Subscribe - enter your email below

Monday, January 13, 2020

featuring the very best of americana, and roots music
January 12, 2020
Scott Foley, purveyor of dust

Last April it happened with Daniel Norgren.  The eclectic Swedish roots artist broke onto my field of vision last year, several records into his career.  I like to think I keep pretty close tabs on who's doing what, where, but there's only so much space in my restless ears.  Now the same has happened with Bart Budwig, an Oregon resident who recorded his debut collection more than a decade ago. The discerning Fluff & Gravy label will be releasing Budwig's Another Burn On the Astroturf on January 24, assuring that those of us with short attention span have even less of an excuse to plead ignorance.

▶ **Material**:
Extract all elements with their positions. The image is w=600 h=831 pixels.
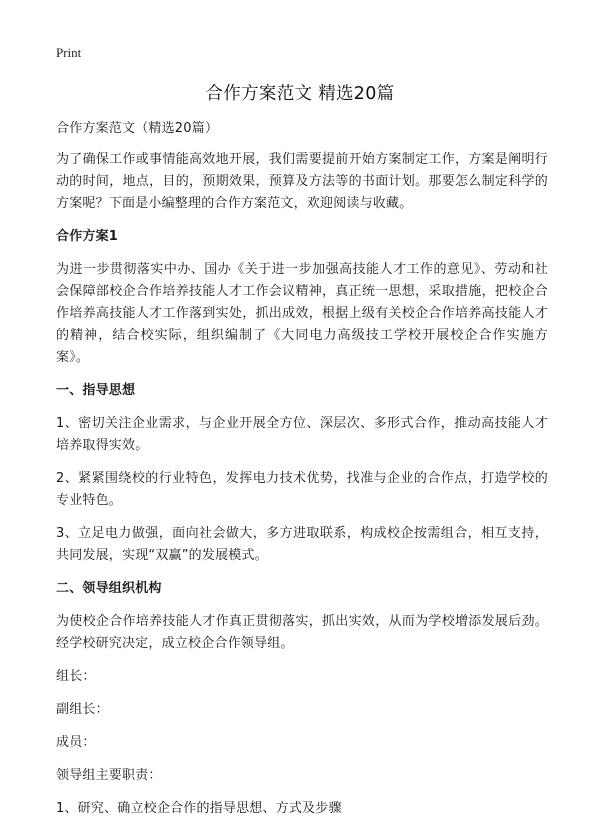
duty-item-1: 1、研究、确立校企合作的指导思想、方式及步骤	[56, 801, 342, 816]
guiding-item-3: 3、立足电力做强，面向社会做大，多方进取联系，构成校企按需组合，相互支持，共同发展，实现“双赢”的发展模式。	[56, 526, 548, 563]
document-subtitle: 合作方案范文（精选20篇）	[56, 121, 219, 136]
leader-label: 组长：	[56, 669, 96, 684]
duties-label: 领导组主要职责：	[56, 768, 162, 783]
document-body	[56, 118, 548, 831]
guiding-principles-heading: 一、指导思想	[56, 383, 136, 398]
leadership-organization-heading: 二、领导组织机构	[56, 581, 162, 596]
deputy-leader-label: 副组长：	[56, 702, 109, 717]
print-link[interactable]: Print	[56, 45, 82, 60]
intro-paragraph: 为了确保工作或事情能高效地开展，我们需要提前开始方案制定工作，方案是阐明行动的时间，地点，目的，预期效果，预算及方法等的书面计划。那要怎么制定科学的方案呢？下面是小编整理的合作方案范文，欢迎阅读与收藏。	[56, 152, 548, 211]
organization-paragraph: 为使校企合作培养技能人才作真正贯彻落实，抓出实效，从而为学校增添发展后劲。经学校研究决定，成立校企合作领导组。	[56, 614, 548, 651]
members-label: 成员：	[56, 735, 96, 750]
guiding-item-1: 1、密切关注企业需求，与企业开展全方位、深层次、多形式合作，推动高技能人才培养取得实效。	[56, 416, 548, 453]
document-title: 合作方案范文 精选20篇	[205, 84, 395, 104]
guiding-item-2: 2、紧紧围绕校的行业特色，发挥电力技术优势，找准与企业的合作点，打造学校的专业特色。	[56, 471, 548, 508]
section-1-paragraph: 为进一步贯彻落实中办、国办《关于进一步加强高技能人才工作的意见》、劳动和社会保障部校企合作培养技能人才工作会议精神，真正统一思想，采取措施，把校企合作培养高技能人才工作落到实处，抓出成效，根据上级有关校企合作培养高技能人才的精神，结合校实际，组织编制了《大同电力高级技工学校开展校企合作实施方案》。	[56, 262, 548, 365]
section-heading-plan-1: 合作方案1	[56, 229, 119, 244]
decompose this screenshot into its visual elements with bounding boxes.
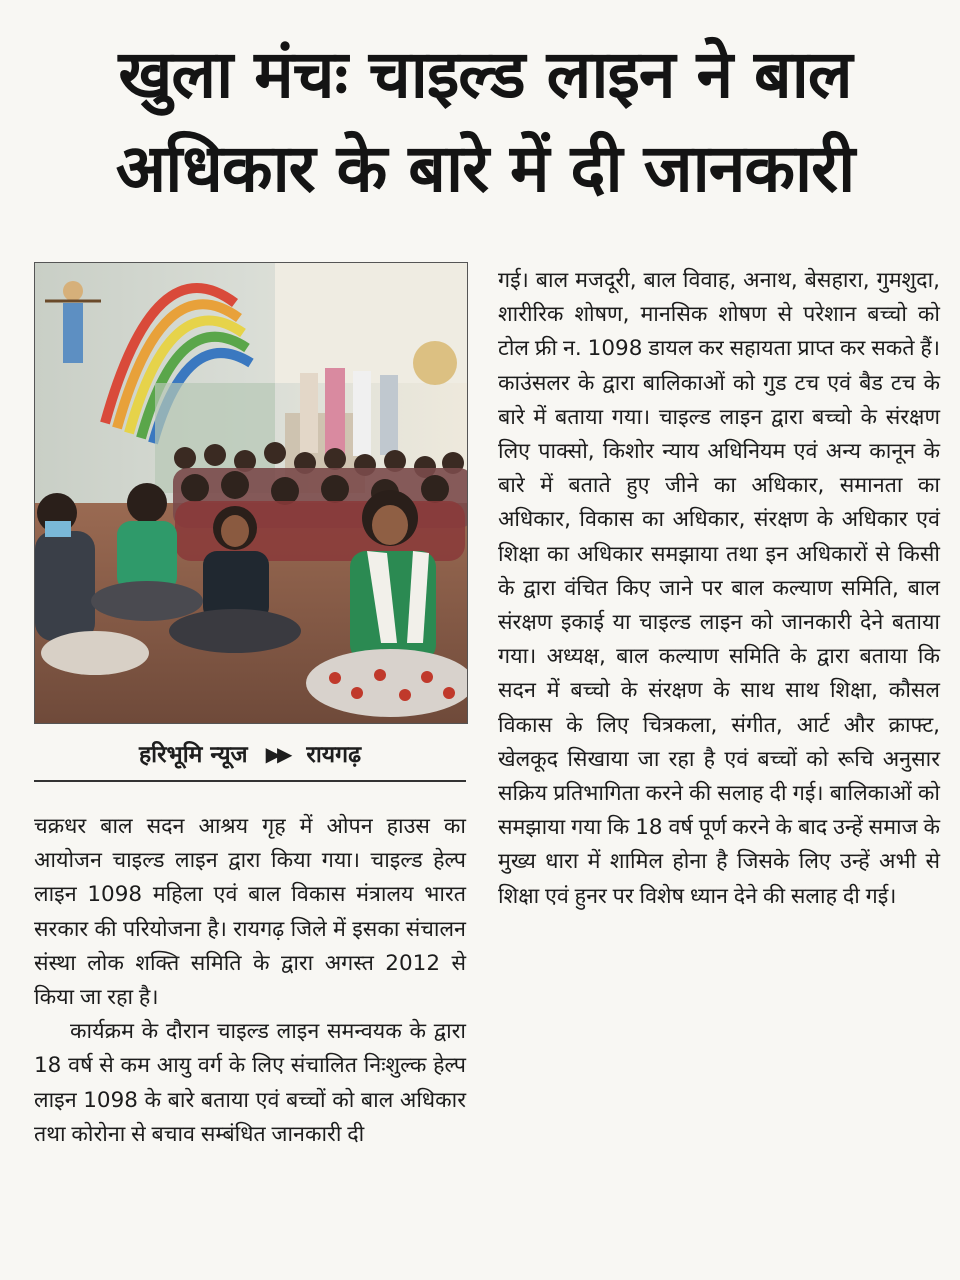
headline: खुला मंचः चाइल्ड लाइन ने बाल अधिकार के बारे में दी जानकारी	[115, 36, 855, 207]
news-source: हरिभूमि न्यूज	[138, 742, 248, 768]
article-column-right	[498, 264, 940, 914]
news-photo	[34, 262, 468, 724]
article-column-left	[34, 810, 466, 1152]
article-paragraph: कार्यक्रम के दौरान चाइल्ड लाइन समन्वयक के द्वारा 18 वर्ष से कम आयु वर्ग के लिए संचालित निःशुल्क हेल्प लाइन 1098 के बारे बताया एवं बच्चों को बाल अधिकार तथा कोरोना से बचाव सम्बंधित जानकारी दी	[34, 1019, 466, 1147]
dateline-arrow-icon: ▶▶	[265, 742, 289, 766]
byline-divider	[34, 780, 466, 782]
dateline	[34, 730, 466, 778]
article-paragraph: गई। बाल मजदूरी, बाल विवाह, अनाथ, बेसहारा, गुमशुदा, शारीरिक शोषण, मानसिक शोषण से परेशान बच्चो को टोल फ्री न. 1098 डायल कर सहायता प्राप्त कर सकते हैं। काउंसलर के द्वारा बालिकाओं को गुड टच एवं बैड टच के बारे में बताया गया। चाइल्ड लाइन द्वारा बच्चो के संरक्षण लिए पाक्सो, किशोर न्याय अधिनियम एवं अन्य कानून के बारे में बताते हुए जीने का अधिकार, समानता का अधिकार, विकास का अधिकार, संरक्षण के अधिकार एवं शिक्षा का अधिकार समझाया तथा इन अधिकारों से किसी के द्वारा वंचित किए जाने पर बाल कल्याण समिति, बाल संरक्षण इकाई या चाइल्ड लाइन को जानकारी देने बताया गया। अध्यक्ष, बाल कल्याण समिति के द्वारा बताया कि सदन में बच्चो के संरक्षण के साथ साथ शिक्षा, कौसल विकास के लिए चित्रकला, संगीत, आर्ट और क्राफ्ट, खेलकूद सिखाया जा रहा है एवं बच्चों को रूचि अनुसार सक्रिय प्रतिभागिता करने की सलाह दी गई। बालिकाओं को समझाया गया कि 18 वर्ष पूर्ण करने के बाद उन्हें समाज के मुख्य धारा में शामिल होना है जिसके लिए उन्हें अभी से शिक्षा एवं हुनर पर विशेष ध्यान देने की सलाह दी गई।	[498, 268, 940, 909]
article-paragraph: चक्रधर बाल सदन आश्रय गृह में ओपन हाउस का आयोजन चाइल्ड लाइन द्वारा किया गया। चाइल्ड हेल्प लाइन 1098 महिला एवं बाल विकास मंत्रालय भारत सरकार की परियोजना है। रायगढ़ जिले में इसका संचालन संस्था लोक शक्ति समिति के द्वारा अगस्त 2012 से किया जा रहा है।	[34, 814, 466, 1011]
dateline-location: रायगढ़	[306, 742, 362, 768]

▶ **What you should do**: Copy out the part of the Bart Budwig post starting with "featuring the very" and going on through "to plead ignorance.".

▶ **Worked answer**:
featuring the very best of americana, and roots music
January 12, 2020
Scott Foley, purveyor of dust

Last April it happened with Daniel Norgren.  The eclectic Swedish roots artist broke onto my field of vision last year, several records into his career.  I like to think I keep pretty close tabs on who's doing what, where, but there's only so much space in my restless ears.  Now the same has happened with Bart Budwig, an Oregon resident who recorded his debut collection more than a decade ago. The discerning Fluff & Gravy label will be releasing Budwig's Another Burn On the Astroturf on January 24, assuring that those of us with short attention span have even less of an excuse to plead ignorance.